▶ Exercise prompt: Each line of the material must be returned exactly.

Data entries:
__________

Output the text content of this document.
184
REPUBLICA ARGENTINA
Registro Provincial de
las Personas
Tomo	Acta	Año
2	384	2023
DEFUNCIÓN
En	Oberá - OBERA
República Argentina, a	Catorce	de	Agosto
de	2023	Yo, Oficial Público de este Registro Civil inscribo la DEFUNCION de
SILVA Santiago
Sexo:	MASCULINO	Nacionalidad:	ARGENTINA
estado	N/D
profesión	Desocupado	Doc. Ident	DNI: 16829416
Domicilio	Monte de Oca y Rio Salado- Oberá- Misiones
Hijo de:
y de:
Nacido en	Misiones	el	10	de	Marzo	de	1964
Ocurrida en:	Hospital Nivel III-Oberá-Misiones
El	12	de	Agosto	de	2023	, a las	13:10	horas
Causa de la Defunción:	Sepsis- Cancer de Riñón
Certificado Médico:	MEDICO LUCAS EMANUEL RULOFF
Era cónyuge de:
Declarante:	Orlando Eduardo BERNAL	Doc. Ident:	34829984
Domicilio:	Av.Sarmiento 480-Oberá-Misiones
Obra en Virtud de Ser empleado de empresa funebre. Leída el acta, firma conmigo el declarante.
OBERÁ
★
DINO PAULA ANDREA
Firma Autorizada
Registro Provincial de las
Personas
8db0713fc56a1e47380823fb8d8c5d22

__________

▶ Output below:
Output the text content of this document.
184
REPUBLICA ARGENTINA
Registro Provincial de
las Personas
Tomo	Acta	Año
2	384	2023
DEFUNCIÓN
En	Oberá - OBERA
República Argentina, a	Catorce	de	Agosto
de	2023	Yo, Oficial Público de este Registro Civil inscribo la DEFUNCION de
SILVA Santiago
Sexo:	MASCULINO	Nacionalidad:	ARGENTINA
estado	N/D
profesión	Desocupado	Doc. Ident	DNI: 16829416
Domicilio	Monte de Oca y Rio Salado- Oberá- Misiones
Hijo de:
y de:
Nacido en	Misiones	el	10	de	Marzo	de	1964
Ocurrida en:	Hospital Nivel III-Oberá-Misiones
El	12	de	Agosto	de	2023	, a las	13:10	horas
Causa de la Defunción:	Sepsis- Cancer de Riñón
Certificado Médico:	MEDICO LUCAS EMANUEL RULOFF
Era cónyuge de:
Declarante:	Orlando Eduardo BERNAL	Doc. Ident:	34829984
Domicilio:	Av.Sarmiento 480-Oberá-Misiones
Obra en Virtud de Ser empleado de empresa funebre. Leída el acta, firma conmigo el declarante.
OBERÁ
★
DINO PAULA ANDREA
Firma Autorizada
Registro Provincial de las
Personas
8db0713fc56a1e47380823fb8d8c5d22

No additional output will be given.